Exercise objective: Without the images, write out the whole listing exactly.

Dataset rows:
----

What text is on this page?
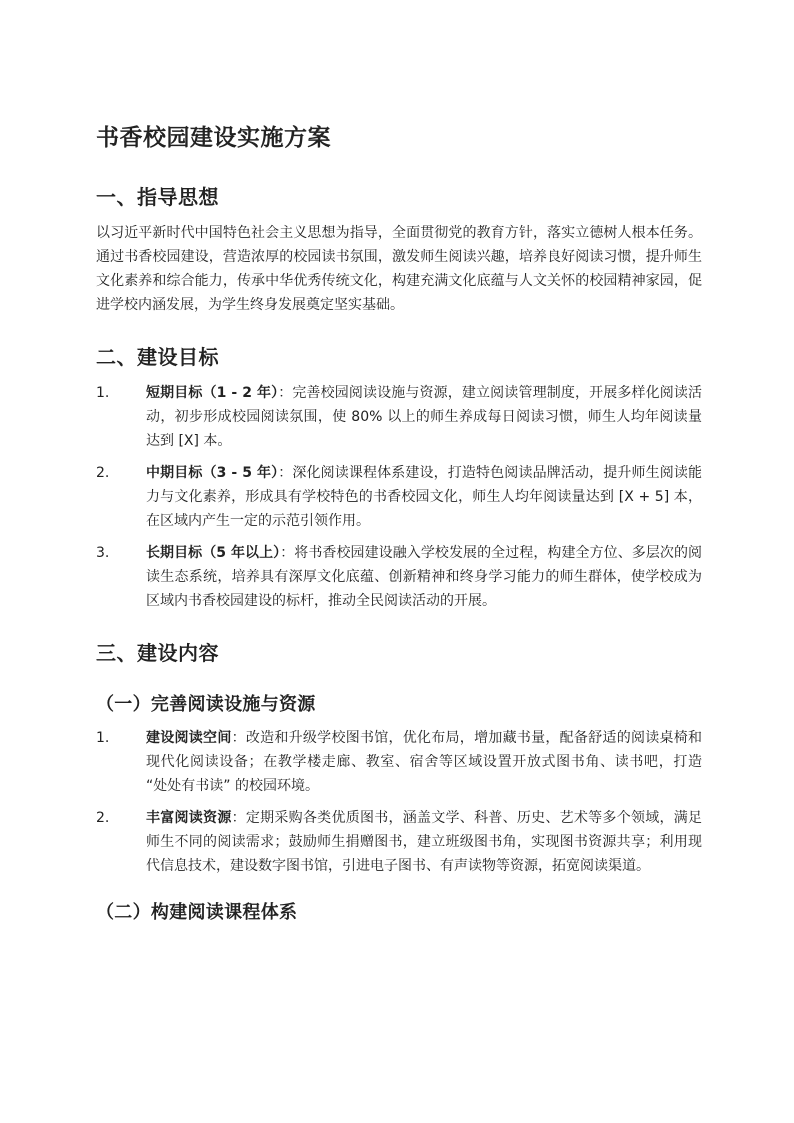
书香校园建设实施方案
一、指导思想

以习近平新时代中国特色社会主义思想为指导，全面贯彻党的教育方针，落实立德树人根本任务。通过书香校园建设，营造浓厚的校园读书氛围，激发师生阅读兴趣，培养良好阅读习惯，提升师生文化素养和综合能力，传承中华优秀传统文化，构建充满文化底蕴与人文关怀的校园精神家园，促进学校内涵发展，为学生终身发展奠定坚实基础。

二、建设目标
1.	短期目标（1 - 2 年）：完善校园阅读设施与资源，建立阅读管理制度，开展多样化阅读活动，初步形成校园阅读氛围，使 80% 以上的师生养成每日阅读习惯，师生人均年阅读量达到 [X] 本。
2.	中期目标（3 - 5 年）：深化阅读课程体系建设，打造特色阅读品牌活动，提升师生阅读能力与文化素养，形成具有学校特色的书香校园文化，师生人均年阅读量达到 [X + 5] 本，在区域内产生一定的示范引领作用。
3.	长期目标（5 年以上）：将书香校园建设融入学校发展的全过程，构建全方位、多层次的阅读生态系统，培养具有深厚文化底蕴、创新精神和终身学习能力的师生群体，使学校成为区域内书香校园建设的标杆，推动全民阅读活动的开展。
三、建设内容
（一）完善阅读设施与资源
1.	建设阅读空间：改造和升级学校图书馆，优化布局，增加藏书量，配备舒适的阅读桌椅和现代化阅读设备；在教学楼走廊、教室、宿舍等区域设置开放式图书角、读书吧，打造 “处处有书读” 的校园环境。
2.	丰富阅读资源：定期采购各类优质图书，涵盖文学、科普、历史、艺术等多个领域，满足师生不同的阅读需求；鼓励师生捐赠图书，建立班级图书角，实现图书资源共享；利用现代信息技术，建设数字图书馆，引进电子图书、有声读物等资源，拓宽阅读渠道。
（二）构建阅读课程体系
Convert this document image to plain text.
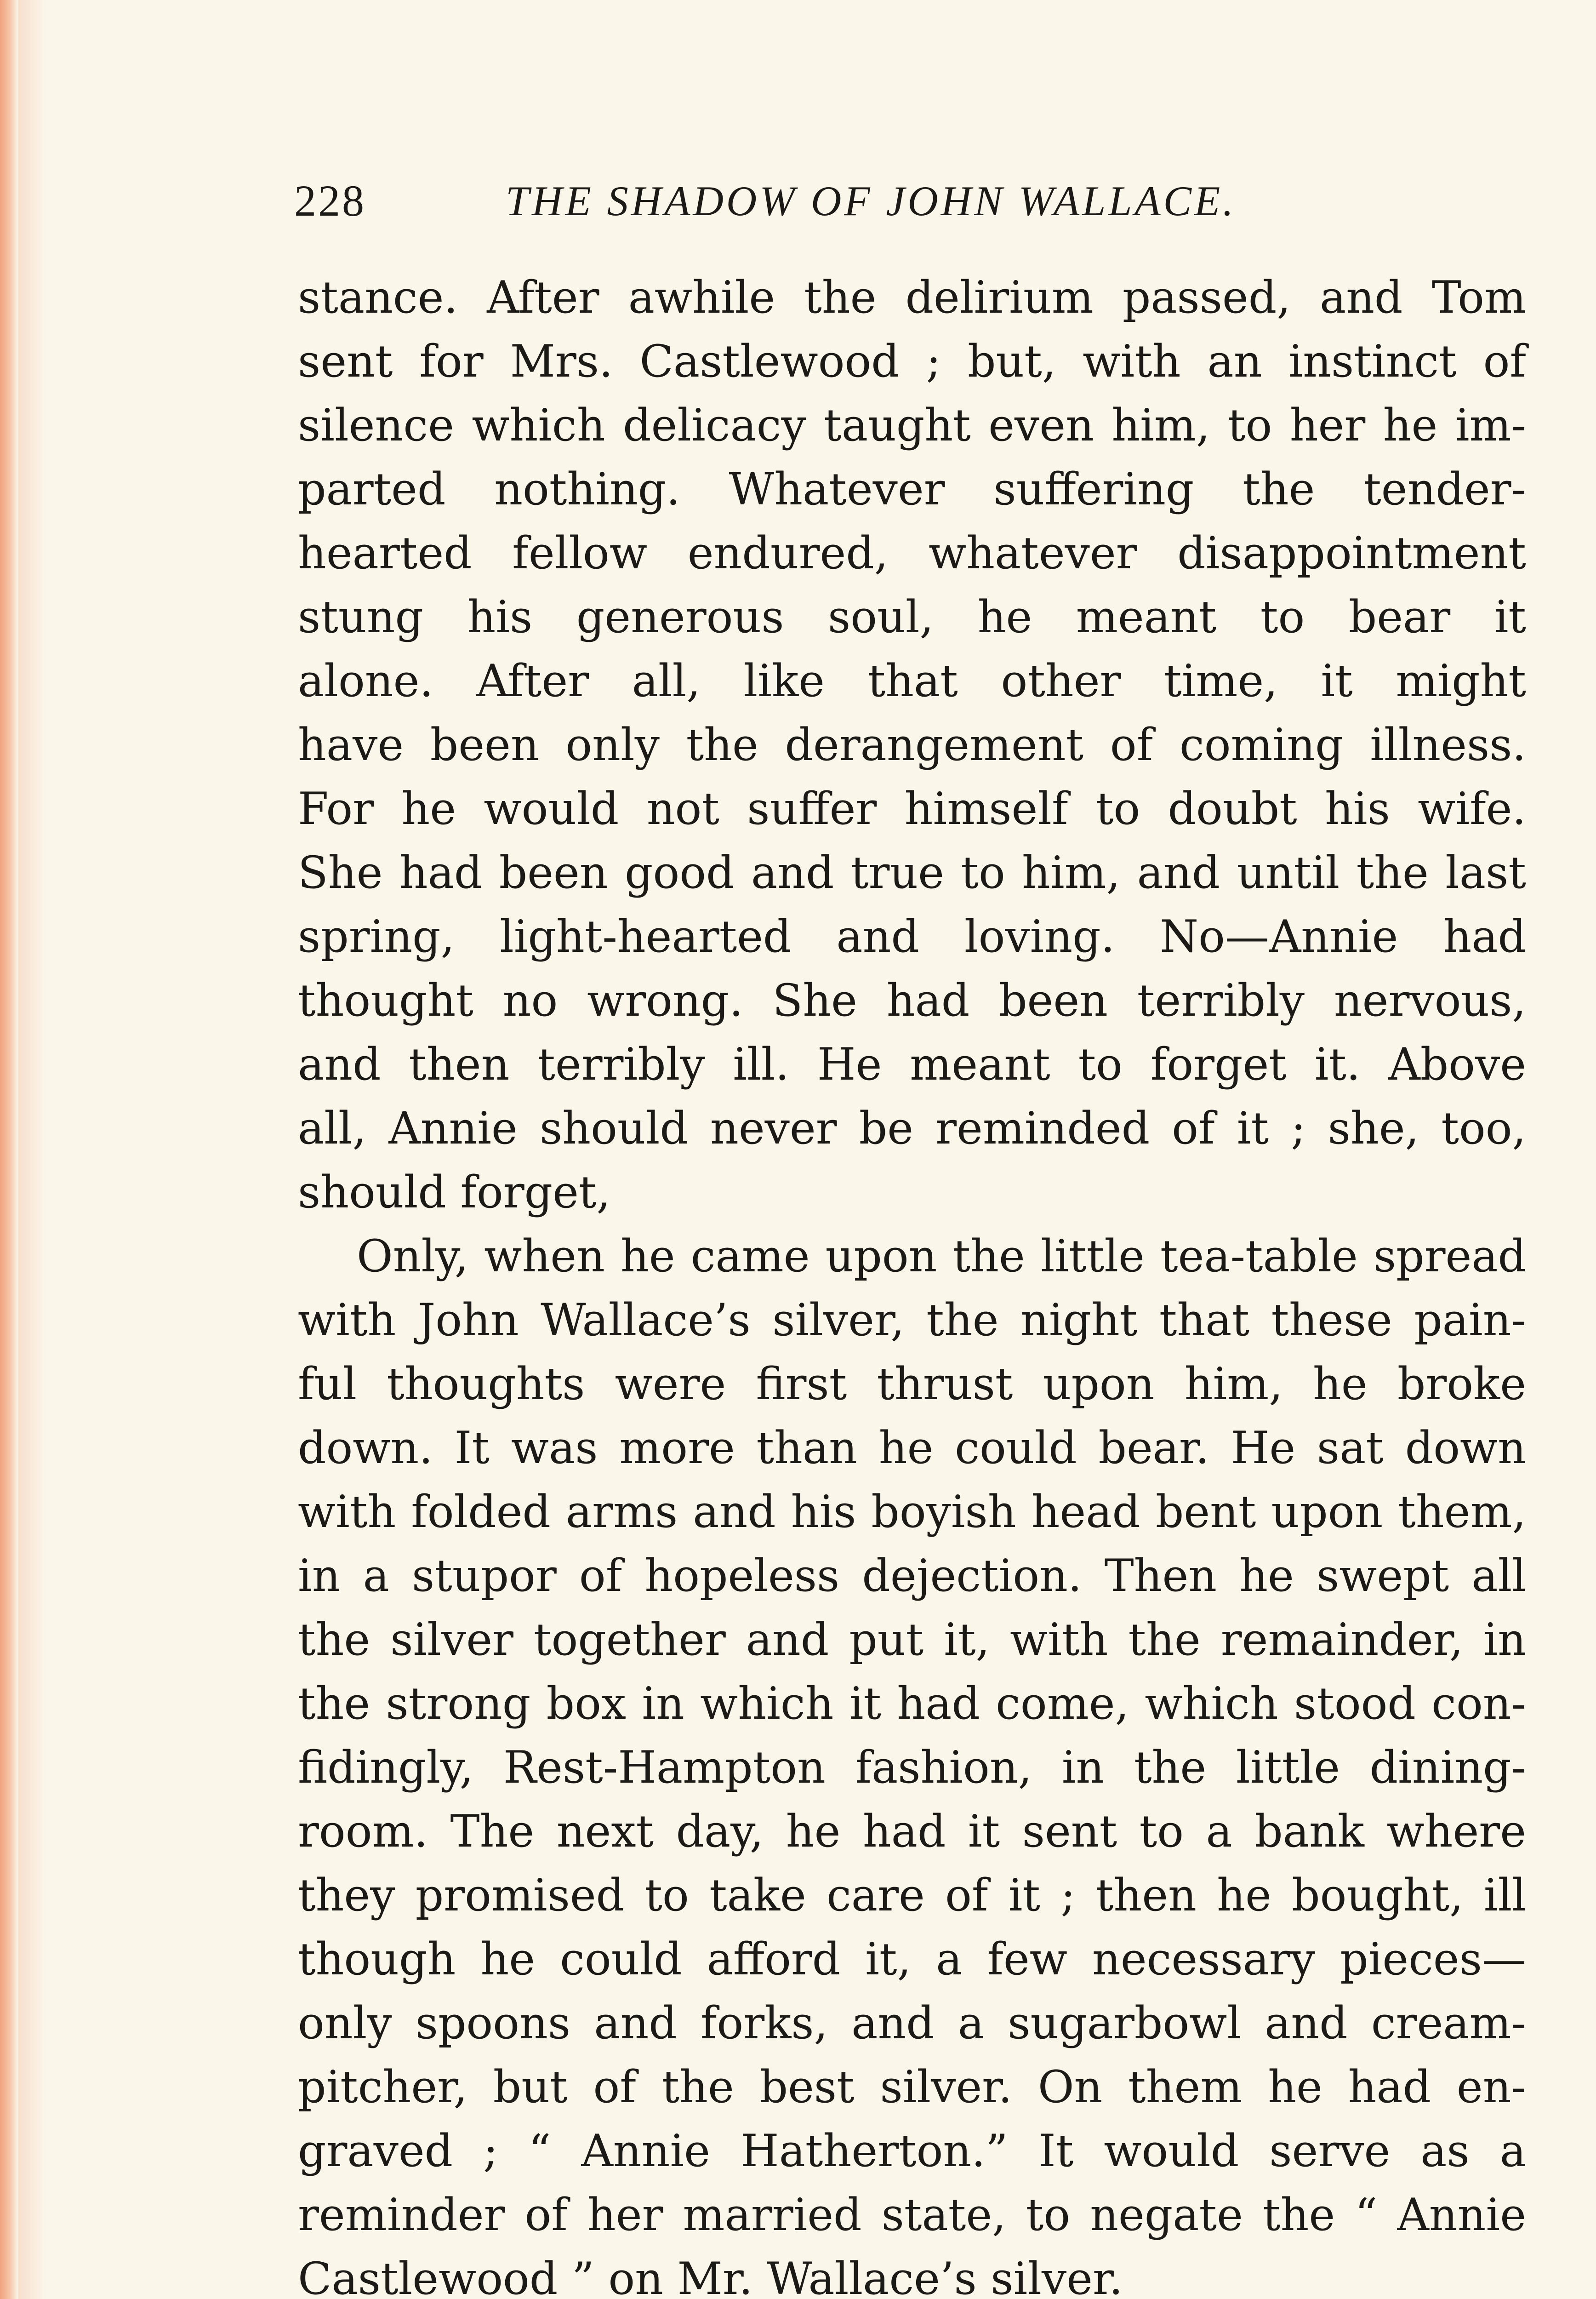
228	THE SHADOW OF JOHN WALLACE.
stance. After awhile the delirium passed, and Tom
sent for Mrs. Castlewood ; but, with an instinct of
silence which delicacy taught even him, to her he im-
parted nothing. Whatever suffering the tender-
hearted fellow endured, whatever disappointment
stung his generous soul, he meant to bear it
alone. After all, like that other time, it might
have been only the derangement of coming illness.
For he would not suffer himself to doubt his wife.
She had been good and true to him, and until the last
spring, light-hearted and loving. No—Annie had
thought no wrong. She had been terribly nervous,
and then terribly ill. He meant to forget it. Above
all, Annie should never be reminded of it ; she, too,
should forget,
Only, when he came upon the little tea-table spread
with John Wallace’s silver, the night that these pain-
ful thoughts were first thrust upon him, he broke
down. It was more than he could bear. He sat down
with folded arms and his boyish head bent upon them,
in a stupor of hopeless dejection. Then he swept all
the silver together and put it, with the remainder, in
the strong box in which it had come, which stood con-
fidingly, Rest-Hampton fashion, in the little dining-
room. The next day, he had it sent to a bank where
they promised to take care of it ; then he bought, ill
though he could afford it, a few necessary pieces—
only spoons and forks, and a sugarbowl and cream-
pitcher, but of the best silver. On them he had en-
graved ; “ Annie Hatherton.” It would serve as a
reminder of her married state, to negate the “ Annie
Castlewood ” on Mr. Wallace’s silver.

----

Solved exercise:
What text is on this page?
书香校园建设实施方案
一、指导思想

以习近平新时代中国特色社会主义思想为指导，全面贯彻党的教育方针，落实立德树人根本任务。通过书香校园建设，营造浓厚的校园读书氛围，激发师生阅读兴趣，培养良好阅读习惯，提升师生文化素养和综合能力，传承中华优秀传统文化，构建充满文化底蕴与人文关怀的校园精神家园，促进学校内涵发展，为学生终身发展奠定坚实基础。

二、建设目标
1.	短期目标（1 - 2 年）：完善校园阅读设施与资源，建立阅读管理制度，开展多样化阅读活动，初步形成校园阅读氛围，使 80% 以上的师生养成每日阅读习惯，师生人均年阅读量达到 [X] 本。
2.	中期目标（3 - 5 年）：深化阅读课程体系建设，打造特色阅读品牌活动，提升师生阅读能力与文化素养，形成具有学校特色的书香校园文化，师生人均年阅读量达到 [X + 5] 本，在区域内产生一定的示范引领作用。
3.	长期目标（5 年以上）：将书香校园建设融入学校发展的全过程，构建全方位、多层次的阅读生态系统，培养具有深厚文化底蕴、创新精神和终身学习能力的师生群体，使学校成为区域内书香校园建设的标杆，推动全民阅读活动的开展。
三、建设内容
（一）完善阅读设施与资源
1.	建设阅读空间：改造和升级学校图书馆，优化布局，增加藏书量，配备舒适的阅读桌椅和现代化阅读设备；在教学楼走廊、教室、宿舍等区域设置开放式图书角、读书吧，打造 “处处有书读” 的校园环境。
2.	丰富阅读资源：定期采购各类优质图书，涵盖文学、科普、历史、艺术等多个领域，满足师生不同的阅读需求；鼓励师生捐赠图书，建立班级图书角，实现图书资源共享；利用现代信息技术，建设数字图书馆，引进电子图书、有声读物等资源，拓宽阅读渠道。
（二）构建阅读课程体系
Convert this document image to plain text.
228	THE SHADOW OF JOHN WALLACE.
stance. After awhile the delirium passed, and Tom
sent for Mrs. Castlewood ; but, with an instinct of
silence which delicacy taught even him, to her he im-
parted nothing. Whatever suffering the tender-
hearted fellow endured, whatever disappointment
stung his generous soul, he meant to bear it
alone. After all, like that other time, it might
have been only the derangement of coming illness.
For he would not suffer himself to doubt his wife.
She had been good and true to him, and until the last
spring, light-hearted and loving. No—Annie had
thought no wrong. She had been terribly nervous,
and then terribly ill. He meant to forget it. Above
all, Annie should never be reminded of it ; she, too,
should forget,
Only, when he came upon the little tea-table spread
with John Wallace’s silver, the night that these pain-
ful thoughts were first thrust upon him, he broke
down. It was more than he could bear. He sat down
with folded arms and his boyish head bent upon them,
in a stupor of hopeless dejection. Then he swept all
the silver together and put it, with the remainder, in
the strong box in which it had come, which stood con-
fidingly, Rest-Hampton fashion, in the little dining-
room. The next day, he had it sent to a bank where
they promised to take care of it ; then he bought, ill
though he could afford it, a few necessary pieces—
only spoons and forks, and a sugarbowl and cream-
pitcher, but of the best silver. On them he had en-
graved ; “ Annie Hatherton.” It would serve as a
reminder of her married state, to negate the “ Annie
Castlewood ” on Mr. Wallace’s silver.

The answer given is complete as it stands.